Each line of the listing that contains the word "النساء" is to be copied.
▼
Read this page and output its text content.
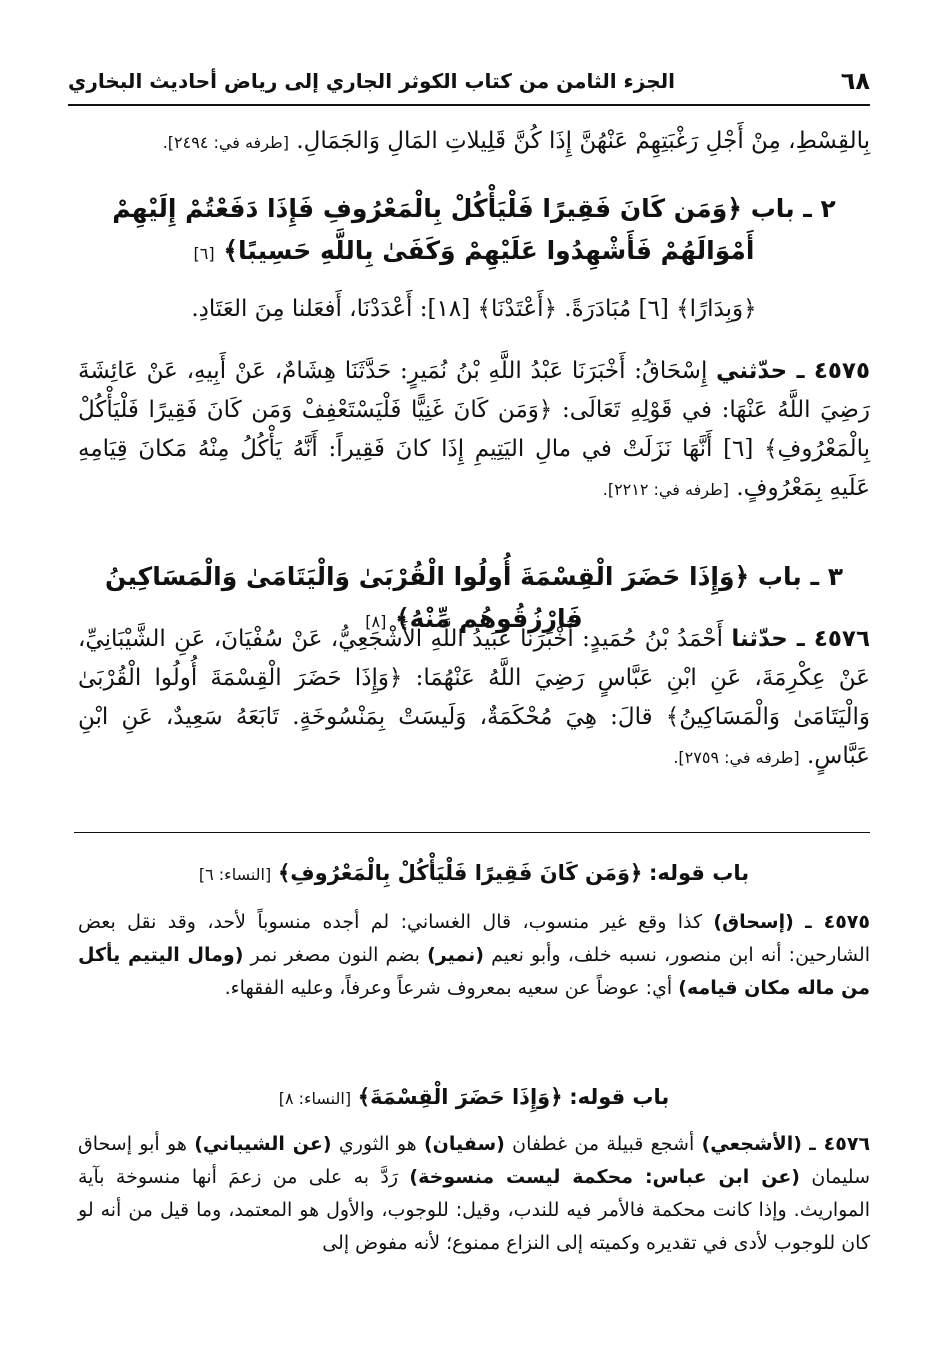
٦٨
الجزء الثامن من كتاب الكوثر الجاري إلى رياض أحاديث البخاري
بِالقِسْطِ، مِنْ أَجْلِ رَغْبَتِهِمْ عَنْهُنَّ إِذَا كُنَّ قَلِيلاتِ المَالِ وَالجَمَالِ. [طرفه في: ٢٤٩٤].
٢ ـ باب ﴿وَمَن كَانَ فَقِيرًا فَلْيَأْكُلْ بِالْمَعْرُوفِ فَإِذَا دَفَعْتُمْ إِلَيْهِمْ
أَمْوَالَهُمْ فَأَشْهِدُوا عَلَيْهِمْ وَكَفَىٰ بِاللَّهِ حَسِيبًا﴾ [٦]
﴿وَبِدَارًا﴾ [٦] مُبَادَرَةً. ﴿أَعْتَدْنَا﴾ [١٨]: أَعْدَدْنَا، أَفعَلنا مِنَ العَتَادِ.
٤٥٧٥ ـ حدّثني إِسْحَاقُ: أَخْبَرَنَا عَبْدُ اللَّهِ بْنُ نُمَيرٍ: حَدَّثَنَا هِشَامٌ، عَنْ أَبِيهِ، عَنْ عَائِشَةَ رَضِيَ اللَّهُ عَنْهَا: في قَوْلِهِ تَعَالَى: ﴿وَمَن كَانَ غَنِيًّا فَلْيَسْتَعْفِفْ وَمَن كَانَ فَقِيرًا فَلْيَأْكُلْ بِالْمَعْرُوفِ﴾ [٦] أَنَّهَا نَزَلَتْ في مالِ اليَتِيمِ إِذَا كانَ فَقِيراً: أَنَّهُ يَأْكُلُ مِنْهُ مَكانَ قِيَامِهِ عَلَيهِ بِمَعْرُوفٍ. [طرفه في: ٢٢١٢].
٣ ـ باب ﴿وَإِذَا حَضَرَ الْقِسْمَةَ أُولُوا الْقُرْبَىٰ وَالْيَتَامَىٰ وَالْمَسَاكِينُ فَارْزُقُوهُم مِّنْهُ﴾ [٨]
٤٥٧٦ ـ حدّثنا أَحْمَدُ بْنُ حُمَيدٍ: أَخْبَرَنَا عُبَيدُ اللَّهِ الأَشْجَعِيُّ، عَنْ سُفْيَانَ، عَنِ الشَّيْبَانِيِّ، عَنْ عِكْرِمَةَ، عَنِ ابْنِ عَبَّاسٍ رَضِيَ اللَّهُ عَنْهُمَا: ﴿وَإِذَا حَضَرَ الْقِسْمَةَ أُولُوا الْقُرْبَىٰ وَالْيَتَامَىٰ وَالْمَسَاكِينُ﴾ قالَ: هِيَ مُحْكَمَةٌ، وَلَيسَتْ بِمَنْسُوخَةٍ. تَابَعَهُ سَعِيدٌ، عَنِ ابْنِ عَبَّاسٍ. [طرفه في: ٢٧٥٩].
باب قوله: ﴿وَمَن كَانَ فَقِيرًا فَلْيَأْكُلْ بِالْمَعْرُوفِ﴾ [النساء: ٦]
٤٥٧٥ ـ (إسحاق) كذا وقع غير منسوب، قال الغساني: لم أجده منسوباً لأحد، وقد نقل بعض الشارحين: أنه ابن منصور، نسبه خلف، وأبو نعيم (نمير) بضم النون مصغر نمر (ومال اليتيم يأكل من ماله مكان قيامه) أي: عوضاً عن سعيه بمعروف شرعاً وعرفاً، وعليه الفقهاء.
باب قوله: ﴿وَإِذَا حَضَرَ الْقِسْمَةَ﴾ [النساء: ٨]
٤٥٧٦ ـ (الأشجعي) أشجع قبيلة من غطفان (سفيان) هو الثوري (عن الشيباني) هو أبو إسحاق سليمان (عن ابن عباس: محكمة ليست منسوخة) رَدَّ به على من زعمَ أنها منسوخة بآية المواريث. وإذا كانت محكمة فالأمر فيه للندب، وقيل: للوجوب، والأول هو المعتمد، وما قيل من أنه لو كان للوجوب لأدى في تقديره وكميته إلى النزاع ممنوع؛ لأنه مفوض إلى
▲
**Completed task**
باب قوله: ﴿وَمَن كَانَ فَقِيرًا فَلْيَأْكُلْ بِالْمَعْرُوفِ﴾ [النساء: ٦]
باب قوله: ﴿وَإِذَا حَضَرَ الْقِسْمَةَ﴾ [النساء: ٨]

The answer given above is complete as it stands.